▸ Problem to solve
Print all of the lines exactly. Any picture among them stays out.

▸ Material shown
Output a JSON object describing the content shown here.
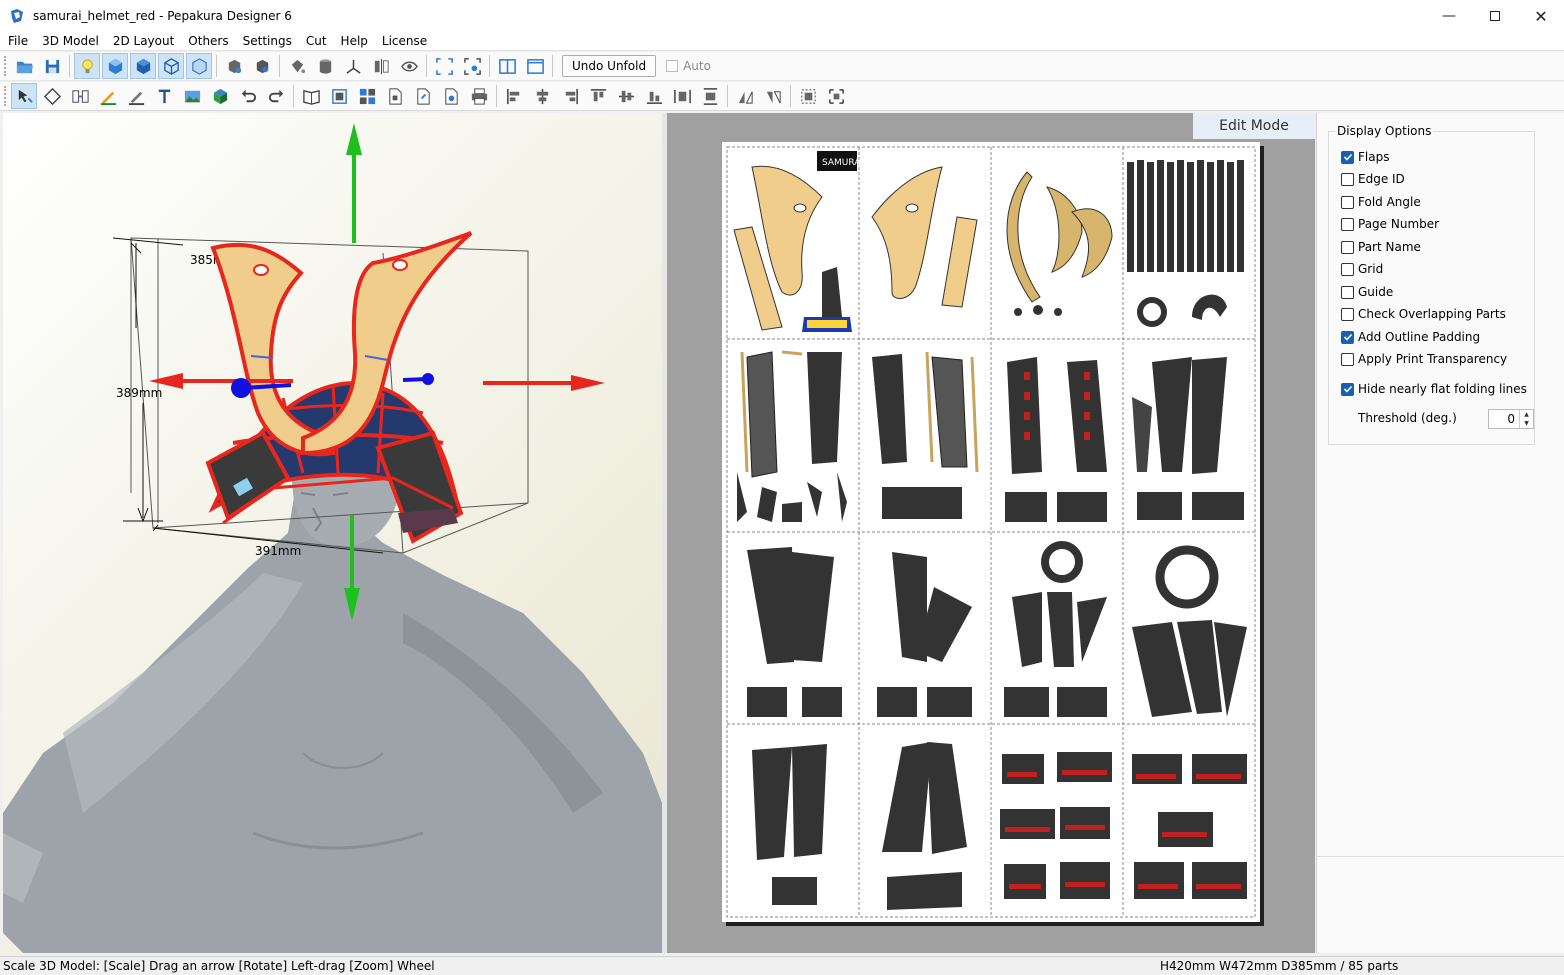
{
  "window": {
    "title": "samurai_helmet_red - Pepakura Designer 6",
    "minimize_icon": "minimize-icon",
    "maximize_icon": "maximize-icon",
    "close_icon": "close-icon"
  },
  "menu": [
    "File",
    "3D Model",
    "2D Layout",
    "Others",
    "Settings",
    "Cut",
    "Help",
    "License"
  ],
  "toolbar": {
    "undo_unfold": "Undo Unfold",
    "auto_label": "Auto",
    "auto_checked": false
  },
  "view3d": {
    "dim_width": "385mm",
    "dim_height": "389mm",
    "dim_depth": "391mm"
  },
  "view2d": {
    "mode_label": "Edit Mode",
    "logo_text": "SAMURAI",
    "columns": 4,
    "rows": 4
  },
  "display_options": {
    "title": "Display Options",
    "items": [
      {
        "label": "Flaps",
        "checked": true
      },
      {
        "label": "Edge ID",
        "checked": false
      },
      {
        "label": "Fold Angle",
        "checked": false
      },
      {
        "label": "Page Number",
        "checked": false
      },
      {
        "label": "Part Name",
        "checked": false
      },
      {
        "label": "Grid",
        "checked": false
      },
      {
        "label": "Guide",
        "checked": false
      },
      {
        "label": "Check Overlapping Parts",
        "checked": false
      },
      {
        "label": "Add Outline Padding",
        "checked": true
      },
      {
        "label": "Apply Print Transparency",
        "checked": false
      },
      {
        "label": "Hide nearly flat folding lines",
        "checked": true
      }
    ],
    "threshold_label": "Threshold (deg.)",
    "threshold_value": "0"
  },
  "status": {
    "left": "Scale 3D Model: [Scale] Drag an arrow  [Rotate] Left-drag  [Zoom] Wheel",
    "right": "H420mm W472mm D385mm / 85 parts"
  },
  "colors": {
    "accent": "#1a5fb4",
    "helmet_red": "#e8261d",
    "horn_tan": "#f1cd8c",
    "part_dark": "#2e2e2e",
    "arrow_green": "#1ec01e",
    "arrow_blue": "#1010e0"
  }
}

▸ Solution to this exercise
Output a JSON object describing the content shown here.
{
  "window": {
    "title": "samurai_helmet_red - Pepakura Designer 6",
    "minimize_icon": "minimize-icon",
    "maximize_icon": "maximize-icon",
    "close_icon": "close-icon"
  },
  "menu": [
    "File",
    "3D Model",
    "2D Layout",
    "Others",
    "Settings",
    "Cut",
    "Help",
    "License"
  ],
  "toolbar": {
    "undo_unfold": "Undo Unfold",
    "auto_label": "Auto",
    "auto_checked": false
  },
  "view3d": {
    "dim_width": "385mm",
    "dim_height": "389mm",
    "dim_depth": "391mm"
  },
  "view2d": {
    "mode_label": "Edit Mode",
    "logo_text": "SAMURAI",
    "columns": 4,
    "rows": 4
  },
  "display_options": {
    "title": "Display Options",
    "items": [
      {
        "label": "Flaps",
        "checked": true
      },
      {
        "label": "Edge ID",
        "checked": false
      },
      {
        "label": "Fold Angle",
        "checked": false
      },
      {
        "label": "Page Number",
        "checked": false
      },
      {
        "label": "Part Name",
        "checked": false
      },
      {
        "label": "Grid",
        "checked": false
      },
      {
        "label": "Guide",
        "checked": false
      },
      {
        "label": "Check Overlapping Parts",
        "checked": false
      },
      {
        "label": "Add Outline Padding",
        "checked": true
      },
      {
        "label": "Apply Print Transparency",
        "checked": false
      },
      {
        "label": "Hide nearly flat folding lines",
        "checked": true
      }
    ],
    "threshold_label": "Threshold (deg.)",
    "threshold_value": "0"
  },
  "status": {
    "left": "Scale 3D Model: [Scale] Drag an arrow  [Rotate] Left-drag  [Zoom] Wheel",
    "right": "H420mm W472mm D385mm / 85 parts"
  },
  "colors": {
    "accent": "#1a5fb4",
    "helmet_red": "#e8261d",
    "horn_tan": "#f1cd8c",
    "part_dark": "#2e2e2e",
    "arrow_green": "#1ec01e",
    "arrow_blue": "#1010e0"
  }
}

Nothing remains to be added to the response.